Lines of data
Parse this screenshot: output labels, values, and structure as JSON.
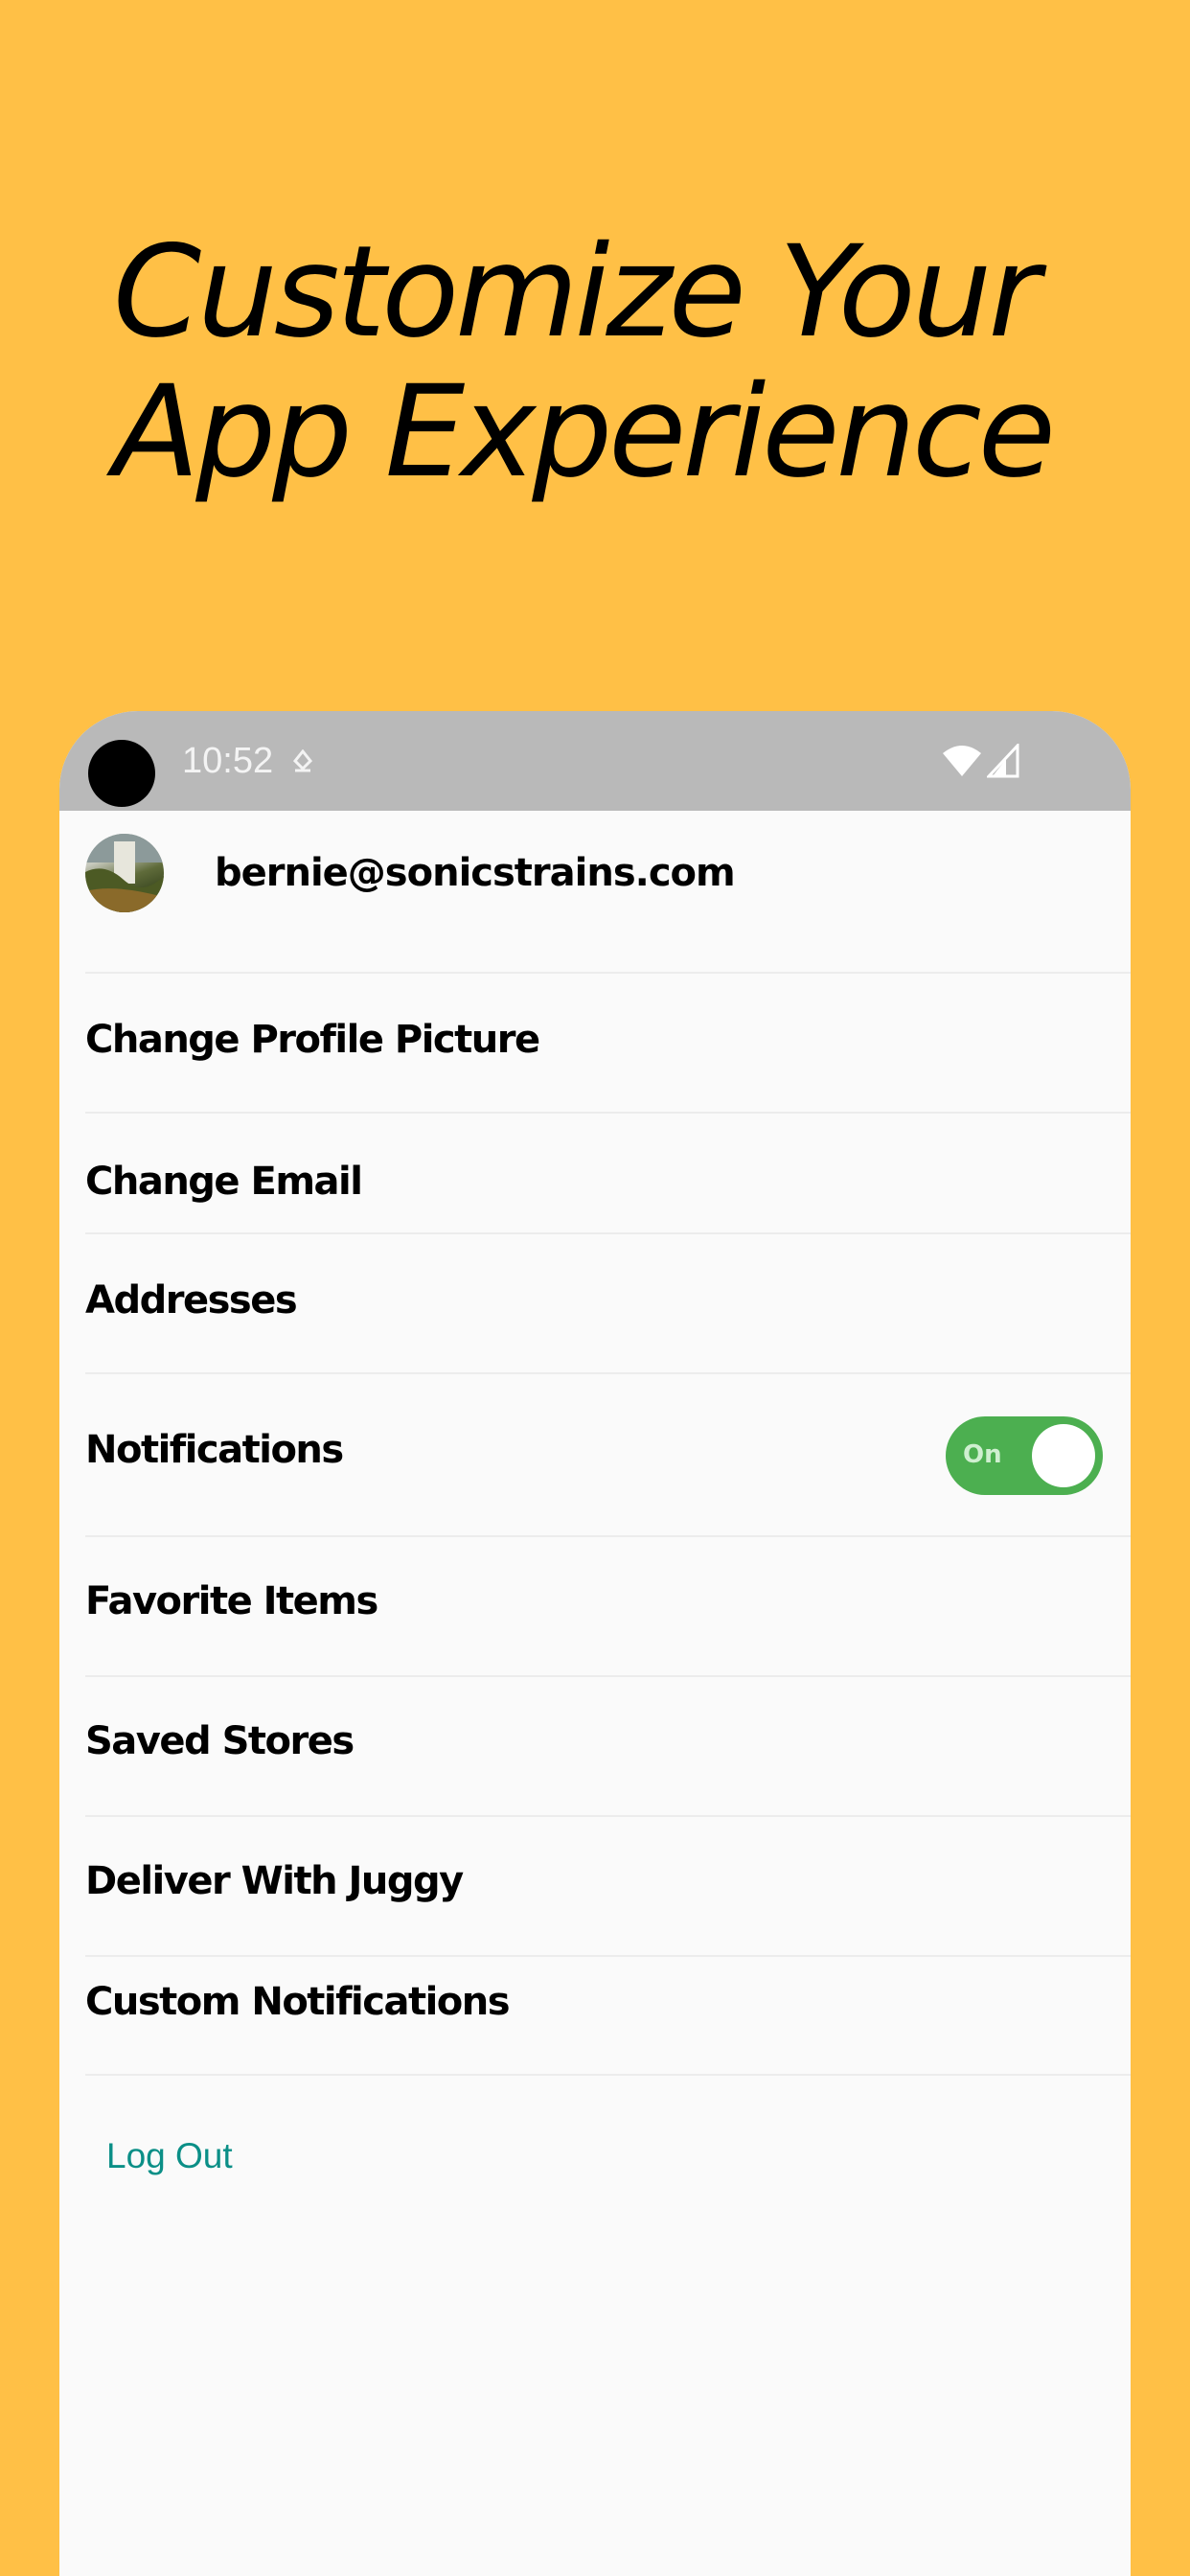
{
  "headline": {
    "line1": "Customize Your",
    "line2": "App Experience"
  },
  "status_bar": {
    "time": "10:52",
    "icons": [
      "notification-icon",
      "wifi-icon",
      "signal-icon"
    ]
  },
  "account": {
    "email": "bernie@sonicstrains.com",
    "avatar": "avatar-photo"
  },
  "menu": {
    "items": [
      {
        "label": "Change Profile Picture"
      },
      {
        "label": "Change Email"
      },
      {
        "label": "Addresses"
      },
      {
        "label": "Notifications",
        "toggle": {
          "text": "On",
          "state": true
        }
      },
      {
        "label": "Favorite Items"
      },
      {
        "label": "Saved Stores"
      },
      {
        "label": "Deliver With Juggy"
      },
      {
        "label": "Custom Notifications"
      }
    ]
  },
  "logout_label": "Log Out",
  "colors": {
    "background": "#FFC046",
    "status_bar": "#B9B9B9",
    "toggle_on": "#4CAF50",
    "logout": "#0B8F87"
  }
}
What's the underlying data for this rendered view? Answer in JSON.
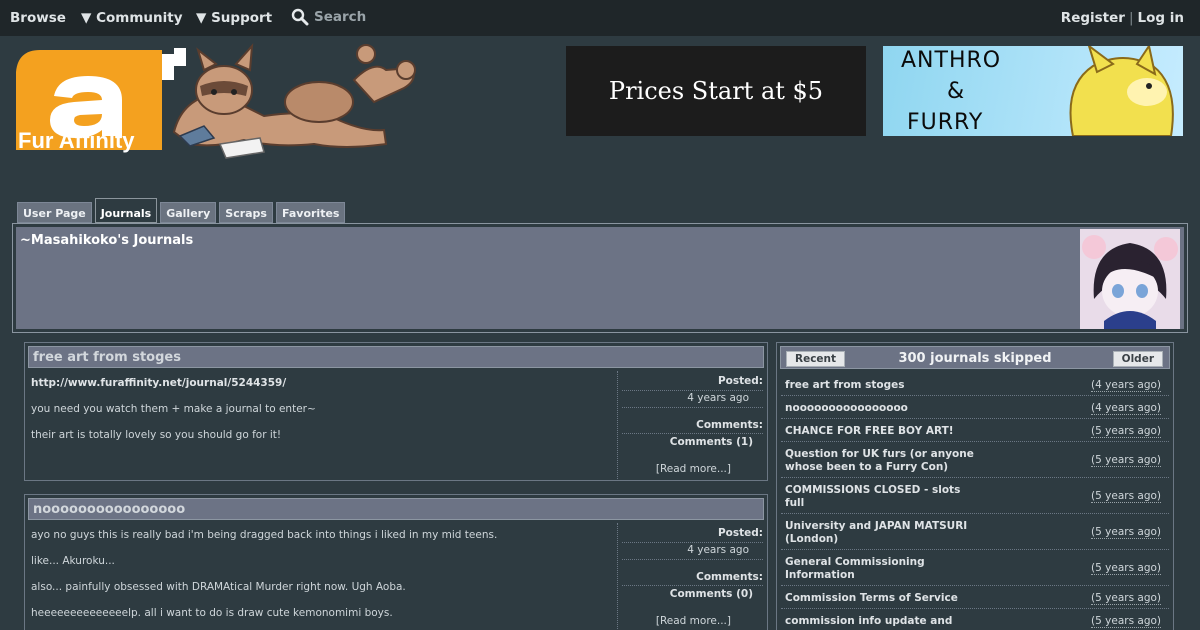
{
  "nav": {
    "browse": "Browse",
    "community": "▼ Community",
    "support": "▼ Support",
    "search": "Search",
    "register": "Register",
    "separator": "|",
    "login": "Log in"
  },
  "logo": {
    "text": "Fur Affinity"
  },
  "banners": {
    "left_text": "Prices Start at $5",
    "right_line1": "ANTHRO",
    "right_line2": "&",
    "right_line3": "FURRY"
  },
  "tabs": [
    "User Page",
    "Journals",
    "Gallery",
    "Scraps",
    "Favorites"
  ],
  "profile": {
    "title": "~Masahikoko's Journals"
  },
  "journals": [
    {
      "title": "free art from stoges",
      "lines": [
        "http://www.furaffinity.net/journal/5244359/",
        "you need you watch them + make a journal to enter~",
        "their art is totally lovely so you should go for it!"
      ],
      "posted_label": "Posted:",
      "posted": "4 years ago",
      "comments_label": "Comments:",
      "comments": "Comments (1)",
      "read_more": "[Read more...]"
    },
    {
      "title": "noooooooooooooooo",
      "lines": [
        "ayo no guys this is really bad i'm being dragged back into things i liked in my mid teens.",
        "like... Akuroku...",
        "also... painfully obsessed with DRAMAtical Murder right now. Ugh Aoba.",
        "heeeeeeeeeeeeeelp. all i want to do is draw cute kemonomimi boys."
      ],
      "posted_label": "Posted:",
      "posted": "4 years ago",
      "comments_label": "Comments:",
      "comments": "Comments (0)",
      "read_more": "[Read more...]"
    }
  ],
  "recent_panel": {
    "recent_button": "Recent",
    "title": "300 journals skipped",
    "older_button": "Older",
    "items": [
      {
        "title": "free art from stoges",
        "date": "(4 years ago)"
      },
      {
        "title": "noooooooooooooooo",
        "date": "(4 years ago)"
      },
      {
        "title": "CHANCE FOR FREE BOY ART!",
        "date": "(5 years ago)"
      },
      {
        "title": "Question for UK furs (or anyone whose been to a Furry Con)",
        "date": "(5 years ago)"
      },
      {
        "title": "COMMISSIONS CLOSED - slots full",
        "date": "(5 years ago)"
      },
      {
        "title": "University and JAPAN MATSURI (London)",
        "date": "(5 years ago)"
      },
      {
        "title": "General Commissioning Information",
        "date": "(5 years ago)"
      },
      {
        "title": "Commission Terms of Service",
        "date": "(5 years ago)"
      },
      {
        "title": "commission info update and",
        "date": "(5 years ago)"
      }
    ]
  },
  "colors": {
    "page_bg": "#2e3b41",
    "nav_bg": "#1f2629",
    "panel_header": "#6c7385",
    "logo_orange": "#f4a11f"
  }
}
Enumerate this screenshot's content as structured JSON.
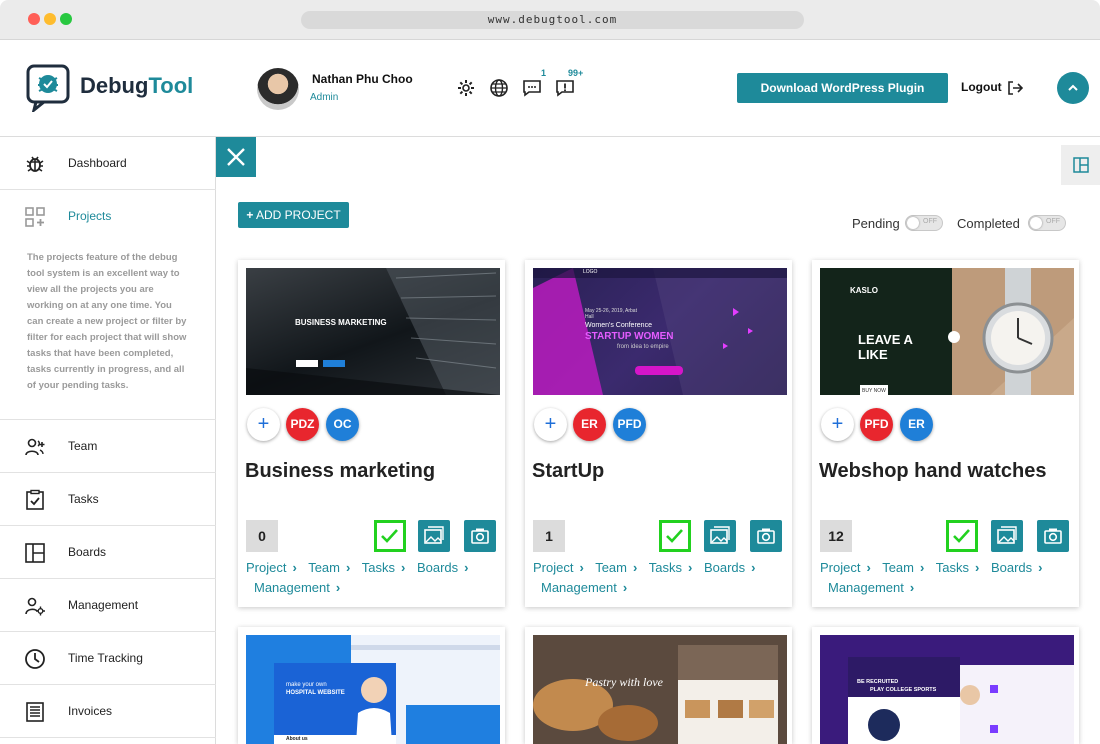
{
  "browser": {
    "url": "www.debugtool.com"
  },
  "header": {
    "logo_prefix": "Debug",
    "logo_suffix": "Tool",
    "user_name": "Nathan Phu Choo",
    "user_role": "Admin",
    "chat_count": "1",
    "alert_count": "99+",
    "download_label": "Download WordPress Plugin",
    "logout_label": "Logout",
    "accent_color": "#1e8a9a"
  },
  "sidebar": {
    "items": [
      {
        "label": "Dashboard",
        "icon": "bug-icon"
      },
      {
        "label": "Projects",
        "icon": "grid-add-icon"
      },
      {
        "label": "Team",
        "icon": "team-add-icon"
      },
      {
        "label": "Tasks",
        "icon": "clipboard-check-icon"
      },
      {
        "label": "Boards",
        "icon": "boards-icon"
      },
      {
        "label": "Management",
        "icon": "user-gear-icon"
      },
      {
        "label": "Time Tracking",
        "icon": "clock-icon"
      },
      {
        "label": "Invoices",
        "icon": "invoice-icon"
      }
    ],
    "projects_description": "The projects feature of the debug tool system is an excellent way to view all the projects you are working on at any one time. You can create a new project or filter by filter for each project that will show tasks that have been completed, tasks currently in progress, and all of your pending tasks."
  },
  "toolbar": {
    "add_project": "ADD PROJECT",
    "filters": [
      {
        "label": "Pending",
        "state": "OFF"
      },
      {
        "label": "Completed",
        "state": "OFF"
      }
    ]
  },
  "projects": [
    {
      "title": "Business marketing",
      "count": "0",
      "members": [
        "PDZ",
        "OC"
      ],
      "thumb": {
        "heading": "BUSINESS MARKETING"
      },
      "links": [
        "Project",
        "Team",
        "Tasks",
        "Boards",
        "Management"
      ]
    },
    {
      "title": "StartUp",
      "count": "1",
      "members": [
        "ER",
        "PFD"
      ],
      "thumb": {
        "logo": "LOGO",
        "date": "May 25-26, 2019, Arbat Hall",
        "line1": "Women's Conference",
        "line2": "STARTUP WOMEN",
        "line3": "from idea to empire"
      },
      "links": [
        "Project",
        "Team",
        "Tasks",
        "Boards",
        "Management"
      ]
    },
    {
      "title": "Webshop hand watches",
      "count": "12",
      "members": [
        "PFD",
        "ER"
      ],
      "thumb": {
        "brand": "KASLO",
        "heading1": "LEAVE A",
        "heading2": "LIKE",
        "buy": "BUY NOW"
      },
      "links": [
        "Project",
        "Team",
        "Tasks",
        "Boards",
        "Management"
      ]
    }
  ],
  "preview_cards": [
    {
      "thumb": {
        "line1": "make your own",
        "line2": "HOSPITAL WEBSITE",
        "about": "About us"
      }
    },
    {
      "thumb": {
        "line1": "Pastry with love"
      }
    },
    {
      "thumb": {
        "line1": "BE RECRUITED",
        "line2": "PLAY COLLEGE SPORTS"
      }
    }
  ]
}
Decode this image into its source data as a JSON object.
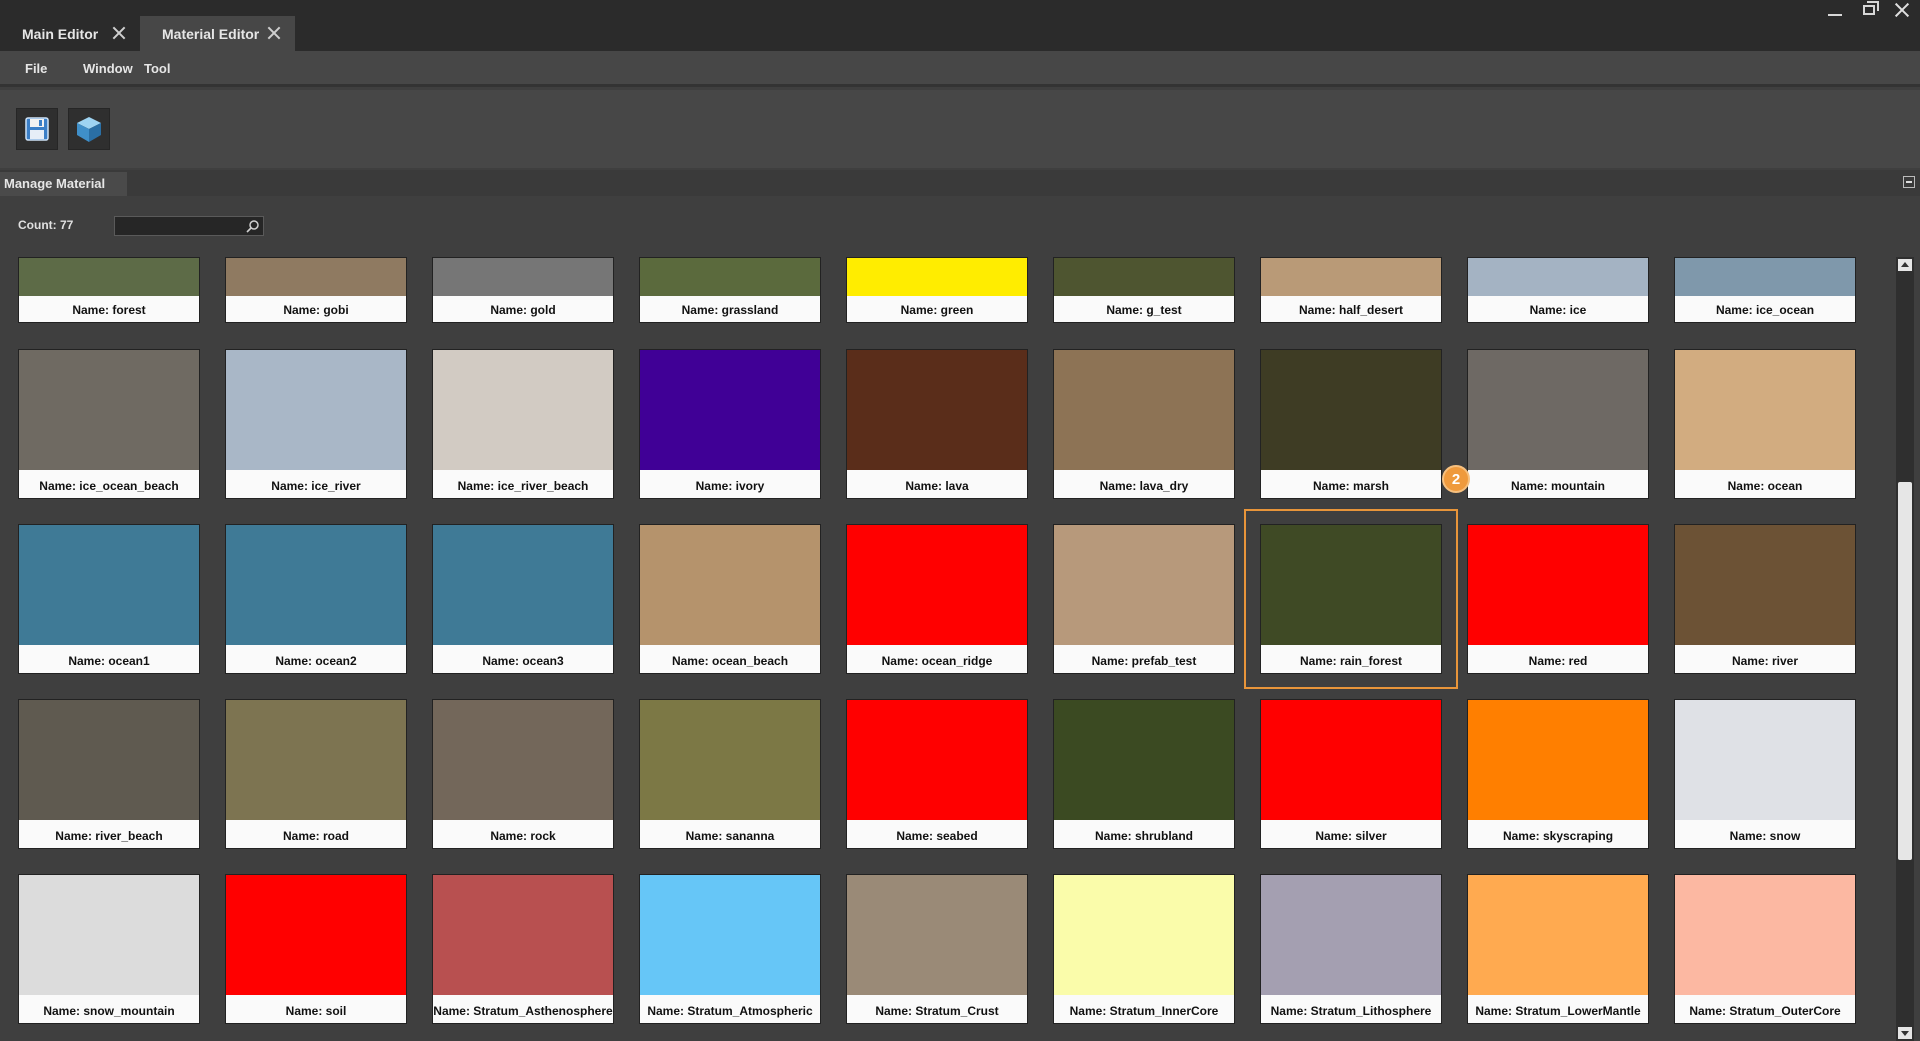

** Written instruction **
Point out every line holding the string "JSON" and copy it.

** Result for this task **
Parse this screenshot: output labels, values, and structure as JSON.
What's the underlying data for this rendered view? Answer in JSON.
Enumerate this screenshot's content as structured JSON.
Decode this image into its source data as a JSON object.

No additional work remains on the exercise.